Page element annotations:
## start

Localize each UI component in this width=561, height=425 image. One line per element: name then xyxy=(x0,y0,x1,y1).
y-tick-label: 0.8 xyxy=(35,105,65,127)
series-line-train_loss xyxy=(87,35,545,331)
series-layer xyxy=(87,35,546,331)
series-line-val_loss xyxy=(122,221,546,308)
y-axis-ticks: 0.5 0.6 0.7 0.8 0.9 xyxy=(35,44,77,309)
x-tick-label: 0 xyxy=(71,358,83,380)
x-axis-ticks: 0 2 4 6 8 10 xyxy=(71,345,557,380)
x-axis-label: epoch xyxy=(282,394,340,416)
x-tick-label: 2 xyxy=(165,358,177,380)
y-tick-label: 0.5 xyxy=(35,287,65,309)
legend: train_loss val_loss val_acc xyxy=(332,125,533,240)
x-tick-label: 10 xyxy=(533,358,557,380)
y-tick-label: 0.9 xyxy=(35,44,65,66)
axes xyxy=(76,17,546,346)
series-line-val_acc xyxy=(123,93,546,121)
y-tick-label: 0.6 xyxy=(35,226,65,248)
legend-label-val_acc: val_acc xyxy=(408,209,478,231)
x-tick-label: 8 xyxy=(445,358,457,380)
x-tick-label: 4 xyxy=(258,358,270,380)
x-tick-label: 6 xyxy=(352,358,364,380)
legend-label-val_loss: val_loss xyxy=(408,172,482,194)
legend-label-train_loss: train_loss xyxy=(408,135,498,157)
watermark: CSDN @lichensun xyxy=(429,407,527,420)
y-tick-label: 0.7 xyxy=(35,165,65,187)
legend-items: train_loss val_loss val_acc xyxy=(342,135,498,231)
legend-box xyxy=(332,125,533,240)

## end

Reproduce the entries above line for line, without any changes.

Localize each UI component in this width=561, height=425 image. One line per element: name then xyxy=(x0,y0,x1,y1).
y-tick-label: 0.8 xyxy=(35,105,65,127)
series-line-train_loss xyxy=(87,35,545,331)
series-layer xyxy=(87,35,546,331)
series-line-val_loss xyxy=(122,221,546,308)
y-axis-ticks: 0.5 0.6 0.7 0.8 0.9 xyxy=(35,44,77,309)
x-tick-label: 0 xyxy=(71,358,83,380)
x-axis-ticks: 0 2 4 6 8 10 xyxy=(71,345,557,380)
x-axis-label: epoch xyxy=(282,394,340,416)
x-tick-label: 2 xyxy=(165,358,177,380)
y-tick-label: 0.5 xyxy=(35,287,65,309)
legend: train_loss val_loss val_acc xyxy=(332,125,533,240)
x-tick-label: 10 xyxy=(533,358,557,380)
y-tick-label: 0.9 xyxy=(35,44,65,66)
axes xyxy=(76,17,546,346)
series-line-val_acc xyxy=(123,93,546,121)
y-tick-label: 0.6 xyxy=(35,226,65,248)
legend-label-val_acc: val_acc xyxy=(408,209,478,231)
x-tick-label: 8 xyxy=(445,358,457,380)
x-tick-label: 4 xyxy=(258,358,270,380)
x-tick-label: 6 xyxy=(352,358,364,380)
legend-label-val_loss: val_loss xyxy=(408,172,482,194)
legend-label-train_loss: train_loss xyxy=(408,135,498,157)
watermark: CSDN @lichensun xyxy=(429,407,527,420)
y-tick-label: 0.7 xyxy=(35,165,65,187)
legend-items: train_loss val_loss val_acc xyxy=(342,135,498,231)
legend-box xyxy=(332,125,533,240)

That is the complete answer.